◆ Aufgaben
1. Beantworten Sie zum Text über die Marbacher Ausstellung die folgenden Fragen:
(a) Welchen Titel trägt die Jahresausstellung 1998 des Deutschen Literaturarchivs?
(b) Welches Plakat hängt an der Wand?
(c) Mit welchen Einrichtungen haben die Ausstellungsmacher zusammengearbeitet?
2. Greifen Sie den Text über die Marbacher Ausstellung zur Literatur um 1968 auf, und führen Sie ihn im Anschluss an seinen letzten Satz weiter.

◆ Vorliegender Text

"Escalation" und
"Emanzipation"
Literatur um 1968 im Marbacher
Literaturarchiv
"Protest!
Literatur um 1968" ist der Titel der Jahresausstellung 1998 des Deutschen
Literaturarchivs in Marbach. Eine Revolte, sorgsam archiviert hinter Glas - so
ist der erste Eindruck. An der Wand das bekannte "Alle reden vom
Wetter"-Plakat des SDS, gegenüber eine Vietkongfahne. Doch der Eindruck
täuscht. Weit mehr als die Klischees der Studentenrevolte haben die
Ausstellungsmacher des Marbacher Literaturarchivs in Zusammenarbeit mit dem
Germanistischen Seminar der Uni Heidelberg und dem Deutschen Rundfunkarchiv
geleistet. Das Zusammenspiel von Literatur und Gesellschaft, Kultur und Politik
von den frühen 60er Jahren bis Mitte der 70er Jahre wird anhand von Büchern,
Flugblättern, Zeitungsausschnitten, Briefen, Photos, Plakaten und Videobändern
dokumentiert. Nicht durch einem chronologisch-linearer Ablauf, sondern
gegliedert in Haupt- und Unterthemen nähert man sich den unterschiedlichen
Facetten des Themas an.

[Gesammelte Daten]

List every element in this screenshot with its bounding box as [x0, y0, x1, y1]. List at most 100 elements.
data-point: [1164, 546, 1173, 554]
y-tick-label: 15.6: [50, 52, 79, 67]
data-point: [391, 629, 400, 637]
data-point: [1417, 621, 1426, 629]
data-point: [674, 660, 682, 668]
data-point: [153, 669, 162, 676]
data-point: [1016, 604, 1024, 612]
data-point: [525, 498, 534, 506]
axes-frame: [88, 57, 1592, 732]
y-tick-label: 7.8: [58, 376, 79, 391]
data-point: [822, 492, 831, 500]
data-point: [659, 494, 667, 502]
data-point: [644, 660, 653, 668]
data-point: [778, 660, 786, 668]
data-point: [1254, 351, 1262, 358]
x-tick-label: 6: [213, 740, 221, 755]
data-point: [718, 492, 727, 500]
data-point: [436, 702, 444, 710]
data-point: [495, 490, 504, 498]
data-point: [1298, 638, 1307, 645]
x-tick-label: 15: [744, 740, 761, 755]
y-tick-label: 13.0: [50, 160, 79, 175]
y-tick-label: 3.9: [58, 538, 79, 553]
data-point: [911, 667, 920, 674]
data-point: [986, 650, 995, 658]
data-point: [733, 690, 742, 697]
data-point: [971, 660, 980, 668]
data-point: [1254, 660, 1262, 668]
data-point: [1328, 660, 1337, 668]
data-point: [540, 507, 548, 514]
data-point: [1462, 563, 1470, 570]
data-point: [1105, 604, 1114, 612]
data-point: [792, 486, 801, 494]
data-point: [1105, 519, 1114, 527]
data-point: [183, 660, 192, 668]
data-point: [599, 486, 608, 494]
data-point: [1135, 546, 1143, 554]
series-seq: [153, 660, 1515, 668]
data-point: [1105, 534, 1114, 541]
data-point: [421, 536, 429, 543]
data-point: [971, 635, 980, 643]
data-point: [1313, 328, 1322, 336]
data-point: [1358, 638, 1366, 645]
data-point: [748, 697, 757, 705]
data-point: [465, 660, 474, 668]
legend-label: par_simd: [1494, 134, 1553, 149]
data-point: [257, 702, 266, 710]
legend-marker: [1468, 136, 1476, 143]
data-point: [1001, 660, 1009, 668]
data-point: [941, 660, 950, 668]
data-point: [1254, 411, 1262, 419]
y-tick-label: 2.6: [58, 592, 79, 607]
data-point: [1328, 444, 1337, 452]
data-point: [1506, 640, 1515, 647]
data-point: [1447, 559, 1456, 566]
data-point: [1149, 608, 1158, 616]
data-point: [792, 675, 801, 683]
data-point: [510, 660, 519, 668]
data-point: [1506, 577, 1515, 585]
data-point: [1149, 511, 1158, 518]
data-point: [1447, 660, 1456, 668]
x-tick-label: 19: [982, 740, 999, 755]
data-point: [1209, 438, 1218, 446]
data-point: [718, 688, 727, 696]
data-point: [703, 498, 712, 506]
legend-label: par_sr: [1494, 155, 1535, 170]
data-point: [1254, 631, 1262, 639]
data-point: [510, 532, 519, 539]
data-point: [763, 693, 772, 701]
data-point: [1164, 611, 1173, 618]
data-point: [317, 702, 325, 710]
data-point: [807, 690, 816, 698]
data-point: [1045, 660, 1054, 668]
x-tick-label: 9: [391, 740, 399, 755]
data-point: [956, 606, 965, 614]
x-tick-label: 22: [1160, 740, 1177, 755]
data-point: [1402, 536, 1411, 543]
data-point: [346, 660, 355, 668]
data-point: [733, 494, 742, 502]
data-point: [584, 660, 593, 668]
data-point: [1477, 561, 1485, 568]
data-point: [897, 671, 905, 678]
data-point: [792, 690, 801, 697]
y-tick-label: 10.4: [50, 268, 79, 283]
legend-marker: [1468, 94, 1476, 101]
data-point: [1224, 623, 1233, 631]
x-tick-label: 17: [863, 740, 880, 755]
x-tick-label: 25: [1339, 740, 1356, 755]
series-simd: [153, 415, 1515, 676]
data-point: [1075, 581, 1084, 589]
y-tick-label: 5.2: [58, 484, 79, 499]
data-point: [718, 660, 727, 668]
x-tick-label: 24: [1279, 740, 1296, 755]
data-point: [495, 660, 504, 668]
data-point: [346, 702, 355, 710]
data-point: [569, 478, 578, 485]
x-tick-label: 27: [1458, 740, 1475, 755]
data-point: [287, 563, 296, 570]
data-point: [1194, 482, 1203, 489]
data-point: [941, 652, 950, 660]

◆ Lösungen
1.
(a) „Protest! Literatur um 1968“
(b) Das bekannte „Alle reden vom Wetter“-Plakat des SDS
(c) Mit dem Germanistischen Seminar der Uni Heidelberg und dem Deutschen Rundfunkarchiv

2.
"Escalation",
also die als stufenweise Verschärfung des politischen Klimas bis hin zu den
Höhepunkten des Pariser Maiaufstandes und der Niederschlagung des Prager
Frühlings ist so ein Hauptbereich. Ein
Exemplar des Godesberger Programms der SPD trägt handschriftliche Anmerkungen
Theodor Adornos. Nach der Formulierung "Diese neue und bessere Ordnung
erstrebt der demokratische Sozialismus" fragte sich der Philosoph:
"Innerhalb des bestehenden Demos?". Daneben ein Brief Stephan Hermlins an den tschechoslowakischen
Botschafter vom 25.Juli 1969: "Ich empfinde als deutscher Kommunist die
Drohungen gegenüber einem Volk, in dessen Schuld wir weiter stehen ... als
persönliche Schmach." Natürlich darf auch die Gruppe 47 nicht fehlen und
der Wahlkontor deutscher Schriftsteller um Günter Grass.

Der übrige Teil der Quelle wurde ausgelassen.